## Exercise aim
In the material below, count the lines with the word "Equation" and state that number only.
____________
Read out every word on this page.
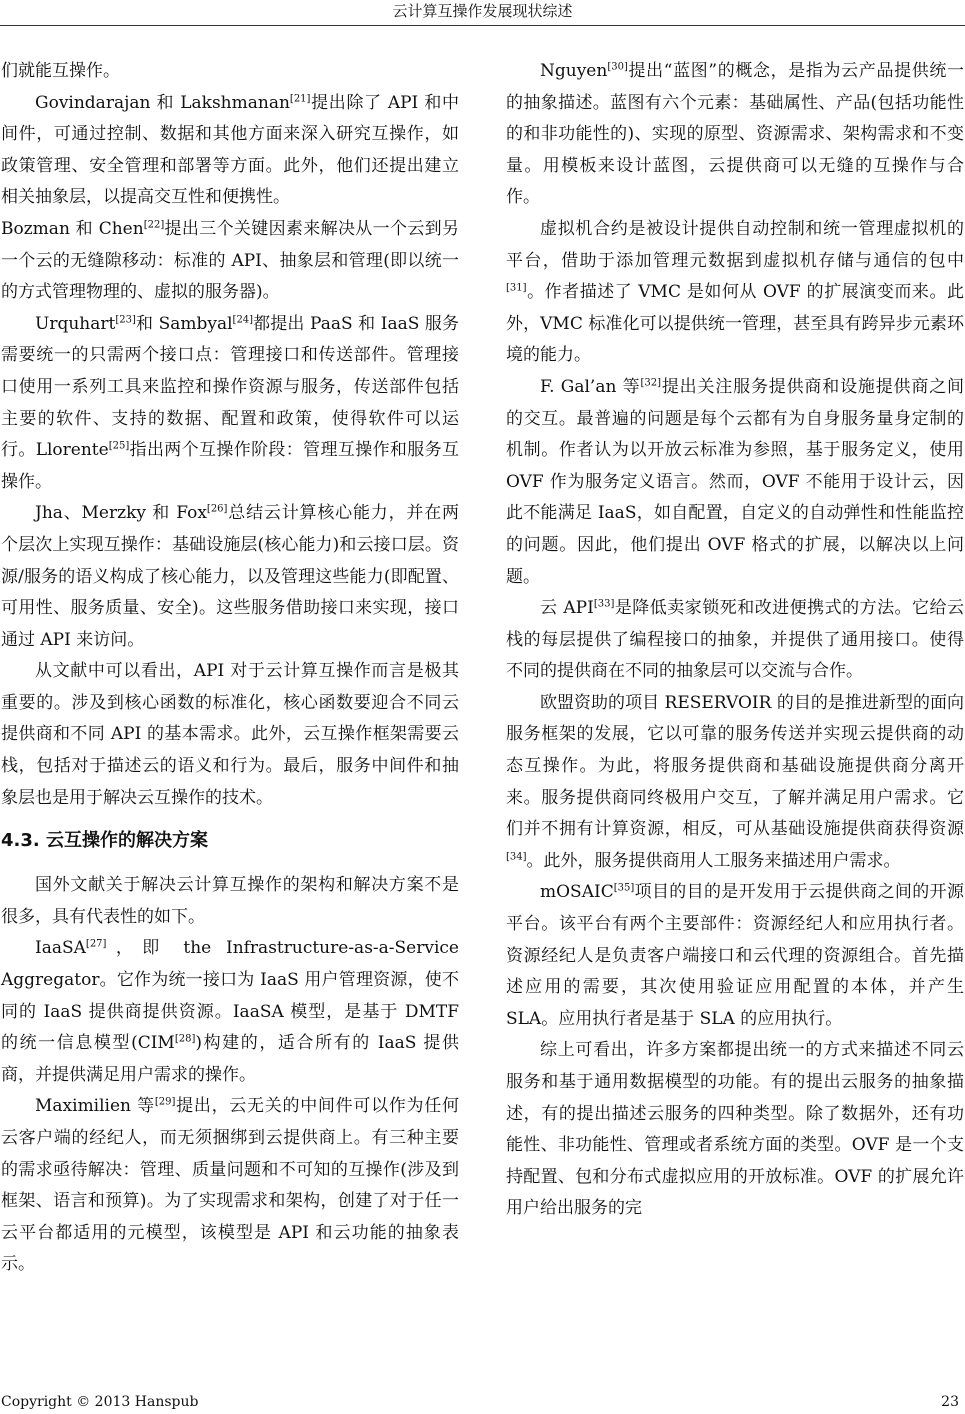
云计算互操作发展现状综述

们就能互操作。

Govindarajan 和 Lakshmanan[21]提出除了 API 和中间件，可通过控制、数据和其他方面来深入研究互操作，如政策管理、安全管理和部署等方面。此外，他们还提出建立相关抽象层，以提高交互性和便携性。

Bozman 和 Chen[22]提出三个关键因素来解决从一个云到另一个云的无缝隙移动：标准的 API、抽象层和管理(即以统一的方式管理物理的、虚拟的服务器)。

Urquhart[23]和 Sambyal[24]都提出 PaaS 和 IaaS 服务需要统一的只需两个接口点：管理接口和传送部件。管理接口使用一系列工具来监控和操作资源与服务，传送部件包括主要的软件、支持的数据、配置和政策，使得软件可以运行。Llorente[25]指出两个互操作阶段：管理互操作和服务互操作。

Jha、Merzky 和 Fox[26]总结云计算核心能力，并在两个层次上实现互操作：基础设施层(核心能力)和云接口层。资源/服务的语义构成了核心能力，以及管理这些能力(即配置、可用性、服务质量、安全)。这些服务借助接口来实现，接口通过 API 来访问。

从文献中可以看出，API 对于云计算互操作而言是极其重要的。涉及到核心函数的标准化，核心函数要迎合不同云提供商和不同 API 的基本需求。此外，云互操作框架需要云栈，包括对于描述云的语义和行为。最后，服务中间件和抽象层也是用于解决云互操作的技术。

4.3. 云互操作的解决方案

国外文献关于解决云计算互操作的架构和解决方案不是很多，具有代表性的如下。

IaaSA[27]，即 the Infrastructure-as-a-Service Aggregator。它作为统一接口为 IaaS 用户管理资源，使不同的 IaaS 提供商提供资源。IaaSA 模型，是基于 DMTF 的统一信息模型(CIM[28])构建的，适合所有的 IaaS 提供商，并提供满足用户需求的操作。

Maximilien 等[29]提出，云无关的中间件可以作为任何云客户端的经纪人，而无须捆绑到云提供商上。有三种主要的需求亟待解决：管理、质量问题和不可知的互操作(涉及到框架、语言和预算)。为了实现需求和架构，创建了对于任一云平台都适用的元模型，该模型是 API 和云功能的抽象表示。

Nguyen[30]提出“蓝图”的概念，是指为云产品提供统一的抽象描述。蓝图有六个元素：基础属性、产品(包括功能性的和非功能性的)、实现的原型、资源需求、架构需求和不变量。用模板来设计蓝图，云提供商可以无缝的互操作与合作。

虚拟机合约是被设计提供自动控制和统一管理虚拟机的平台，借助于添加管理元数据到虚拟机存储与通信的包中[31]。作者描述了 VMC 是如何从 OVF 的扩展演变而来。此外，VMC 标准化可以提供统一管理，甚至具有跨异步元素环境的能力。

F. Gal’an 等[32]提出关注服务提供商和设施提供商之间的交互。最普遍的问题是每个云都有为自身服务量身定制的机制。作者认为以开放云标准为参照，基于服务定义，使用 OVF 作为服务定义语言。然而，OVF 不能用于设计云，因此不能满足 IaaS，如自配置，自定义的自动弹性和性能监控的问题。因此，他们提出 OVF 格式的扩展，以解决以上问题。

云 API[33]是降低卖家锁死和改进便携式的方法。它给云栈的每层提供了编程接口的抽象，并提供了通用接口。使得不同的提供商在不同的抽象层可以交流与合作。

欧盟资助的项目 RESERVOIR 的目的是推进新型的面向服务框架的发展，它以可靠的服务传送并实现云提供商的动态互操作。为此，将服务提供商和基础设施提供商分离开来。服务提供商同终极用户交互，了解并满足用户需求。它们并不拥有计算资源，相反，可从基础设施提供商获得资源[34]。此外，服务提供商用人工服务来描述用户需求。

mOSAIC[35]项目的目的是开发用于云提供商之间的开源平台。该平台有两个主要部件：资源经纪人和应用执行者。资源经纪人是负责客户端接口和云代理的资源组合。首先描述应用的需要，其次使用验证应用配置的本体，并产生 SLA。应用执行者是基于 SLA 的应用执行。

综上可看出，许多方案都提出统一的方式来描述不同云服务和基于通用数据模型的功能。有的提出云服务的抽象描述，有的提出描述云服务的四种类型。除了数据外，还有功能性、非功能性、管理或者系统方面的类型。OVF 是一个支持配置、包和分布式虚拟应用的开放标准。OVF 的扩展允许用户给出服务的完

Copyright © 2013 Hanspub	23
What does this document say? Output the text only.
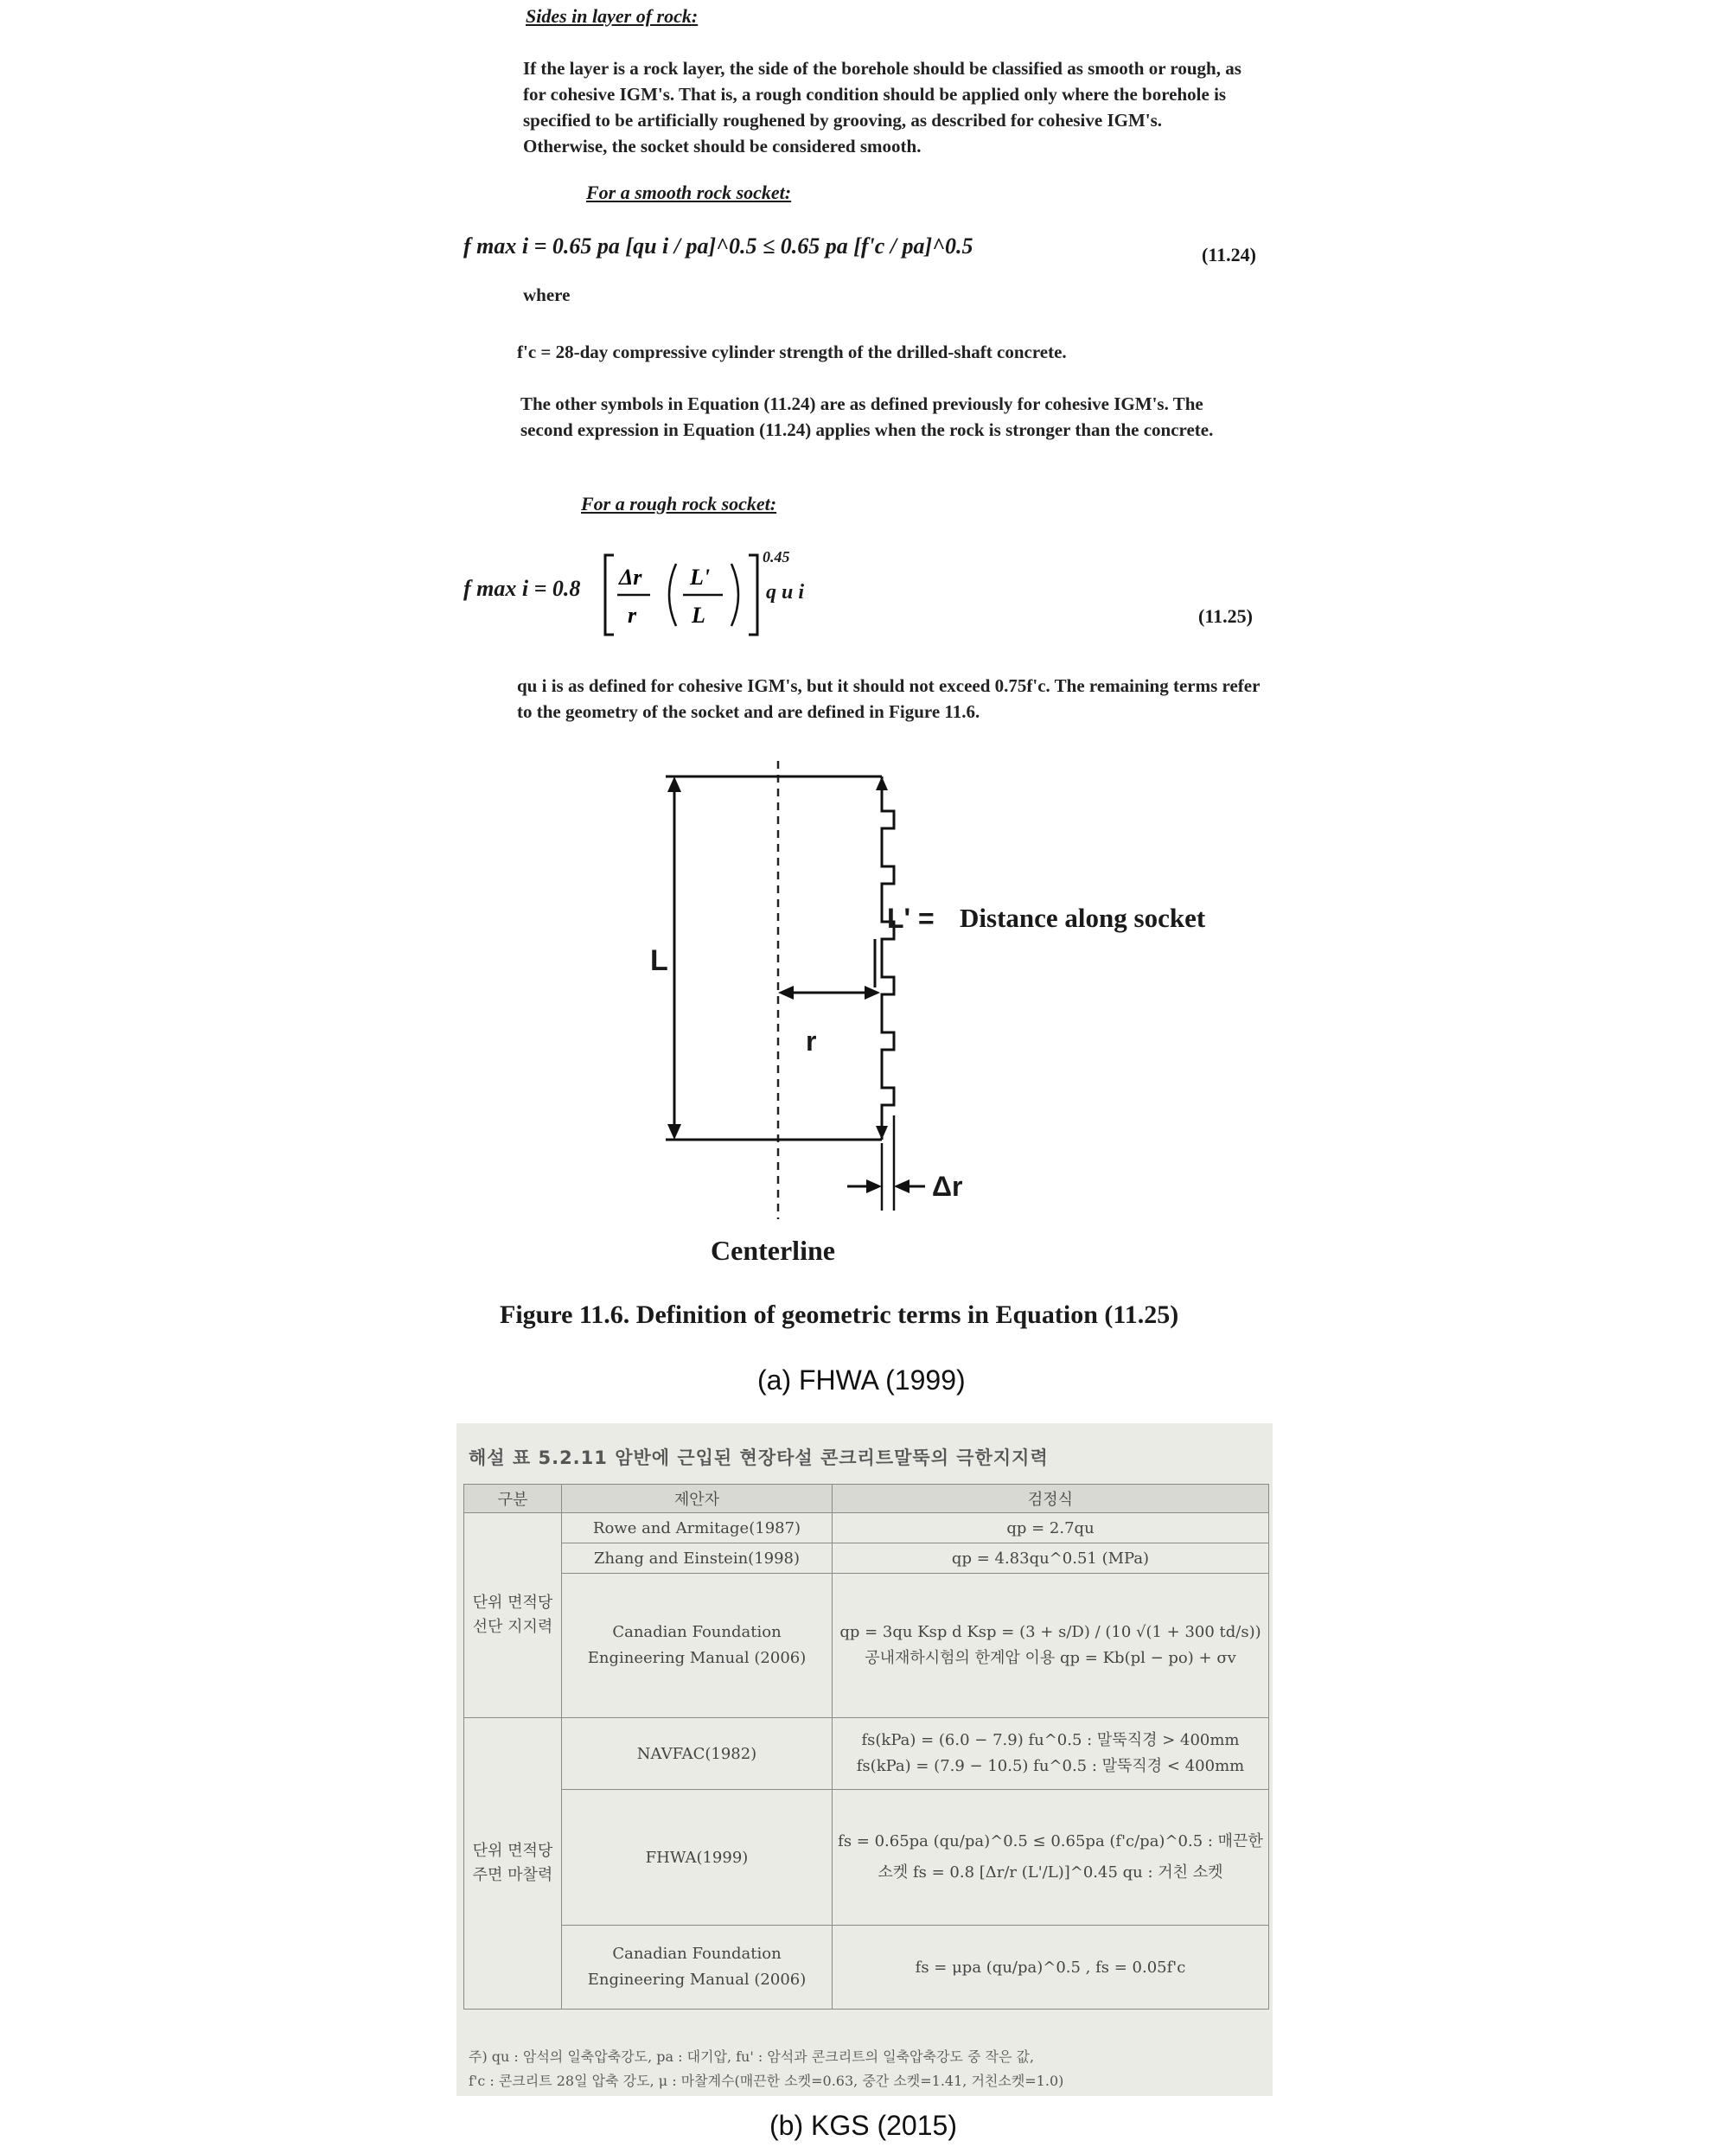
Sides in layer of rock:
If the layer is a rock layer, the side of the borehole should be classified as smooth or rough, as for cohesive IGM's. That is, a rough condition should be applied only where the borehole is specified to be artificially roughened by grooving, as described for cohesive IGM's. Otherwise, the socket should be considered smooth.
For a smooth rock socket:
f max i = 0.65 pa [qu i / pa]^0.5 ≤ 0.65 pa [f'c / pa]^0.5	(11.24)
where
f'c = 28-day compressive cylinder strength of the drilled-shaft concrete.
The other symbols in Equation (11.24) are as defined previously for cohesive IGM's. The second expression in Equation (11.24) applies when the rock is stronger than the concrete.
For a rough rock socket:
f max i = 0.8 Δr
r
L'
L
0.45
q u i
(11.25)
qu i is as defined for cohesive IGM's, but it should not exceed 0.75f'c. The remaining terms refer to the geometry of the socket and are defined in Figure 11.6.
L
L' = Distance along socket
r
Δr
Centerline
Figure 11.6. Definition of geometric terms in Equation (11.25)
(a) FHWA (1999)
해설 표 5.2.11 암반에 근입된 현장타설 콘크리트말뚝의 극한지지력
구분	제안자	검정식
단위 면적당 선단 지지력	Rowe and Armitage(1987)	qp = 2.7qu
	Zhang and Einstein(1998)	qp = 4.83qu^0.51 (MPa)
	Canadian Foundation Engineering Manual (2006)	qp = 3qu Ksp d Ksp = (3 + s/D) / (10 √(1 + 300 td/s)) 공내재하시험의 한계압 이용 qp = Kb(pl − po) + σv
단위 면적당 주면 마찰력	NAVFAC(1982)	fs(kPa) = (6.0 − 7.9) fu^0.5 : 말뚝직경 > 400mm fs(kPa) = (7.9 − 10.5) fu^0.5 : 말뚝직경 < 400mm
	FHWA(1999)	fs = 0.65pa (qu/pa)^0.5 ≤ 0.65pa (f'c/pa)^0.5 : 매끈한 소켓 fs = 0.8 [Δr/r (L'/L)]^0.45 qu : 거친 소켓
	Canadian Foundation Engineering Manual (2006)	fs = μpa (qu/pa)^0.5 , fs = 0.05f'c
주) qu : 암석의 일축압축강도, pa : 대기압, fu' : 암석과 콘크리트의 일축압축강도 중 작은 값,
f'c : 콘크리트 28일 압축 강도, μ : 마찰계수(매끈한 소켓=0.63, 중간 소켓=1.41, 거친소켓=1.0)
(b) KGS (2015)
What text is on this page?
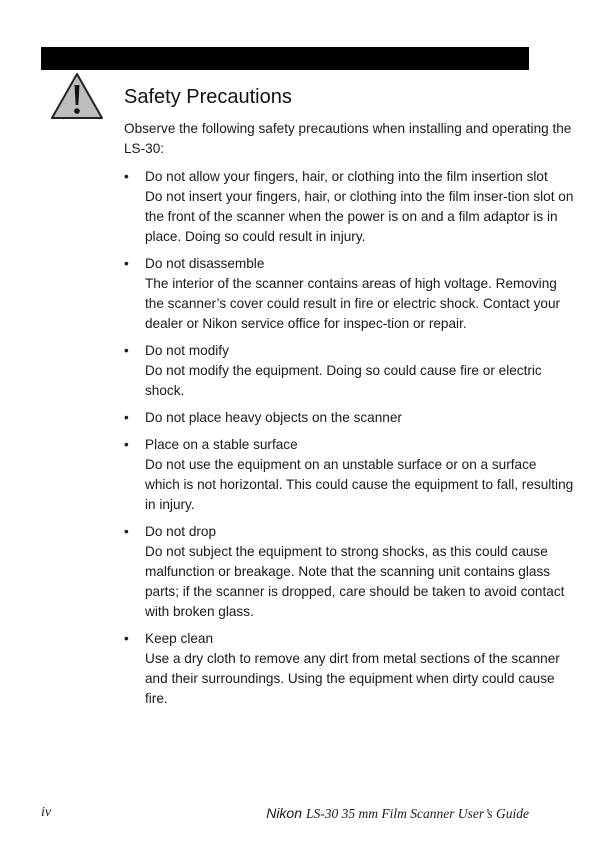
Safety Precautions

Observe the following safety precautions when installing and operating the LS-30:

• Do not allow your fingers, hair, or clothing into the film insertion slot
Do not insert your fingers, hair, or clothing into the film inser-tion slot on the front of the scanner when the power is on and a film adaptor is in place. Doing so could result in injury.
• Do not disassemble
The interior of the scanner contains areas of high voltage. Removing the scanner’s cover could result in fire or electric shock. Contact your dealer or Nikon service office for inspec-tion or repair.
• Do not modify
Do not modify the equipment. Doing so could cause fire or electric shock.
• Do not place heavy objects on the scanner
• Place on a stable surface
Do not use the equipment on an unstable surface or on a surface which is not horizontal. This could cause the equipment to fall, resulting in injury.
• Do not drop
Do not subject the equipment to strong shocks, as this could cause malfunction or breakage. Note that the scanning unit contains glass parts; if the scanner is dropped, care should be taken to avoid contact with broken glass.
• Keep clean
Use a dry cloth to remove any dirt from metal sections of the scanner and their surroundings. Using the equipment when dirty could cause fire.
iv	Nikon LS-30 35 mm Film Scanner User’s Guide
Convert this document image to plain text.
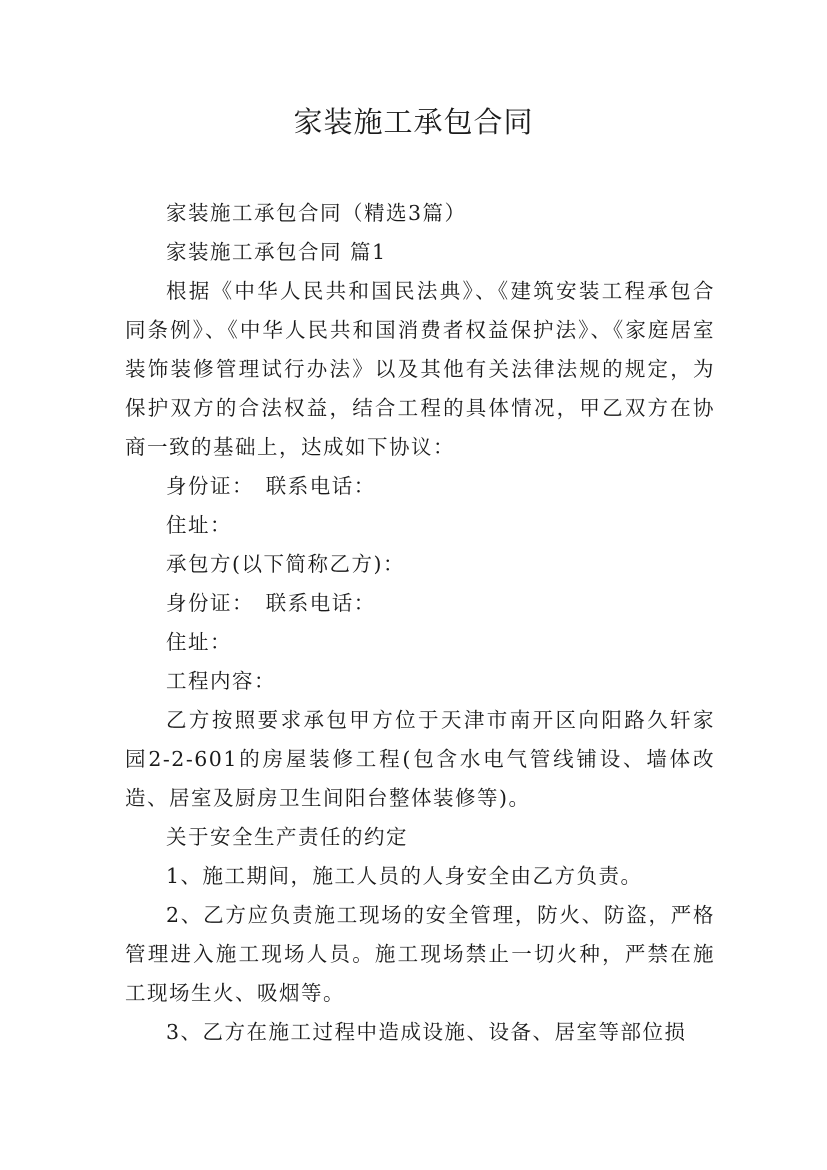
家装施工承包合同

家装施工承包合同（精选3篇）

家装施工承包合同 篇1

根据《中华人民共和国民法典》、《建筑安装工程承包合同条例》、《中华人民共和国消费者权益保护法》、《家庭居室装饰装修管理试行办法》以及其他有关法律法规的规定，为保护双方的合法权益，结合工程的具体情况，甲乙双方在协商一致的基础上，达成如下协议：

身份证：　联系电话：

住址：

承包方(以下简称乙方)：

身份证：　联系电话：

住址：

工程内容：

乙方按照要求承包甲方位于天津市南开区向阳路久轩家园2-2-601的房屋装修工程(包含水电气管线铺设、墙体改造、居室及厨房卫生间阳台整体装修等)。

关于安全生产责任的约定

1、施工期间，施工人员的人身安全由乙方负责。

2、乙方应负责施工现场的安全管理，防火、防盗，严格管理进入施工现场人员。施工现场禁止一切火种，严禁在施工现场生火、吸烟等。

3、乙方在施工过程中造成设施、设备、居室等部位损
____________
## Exercise response
2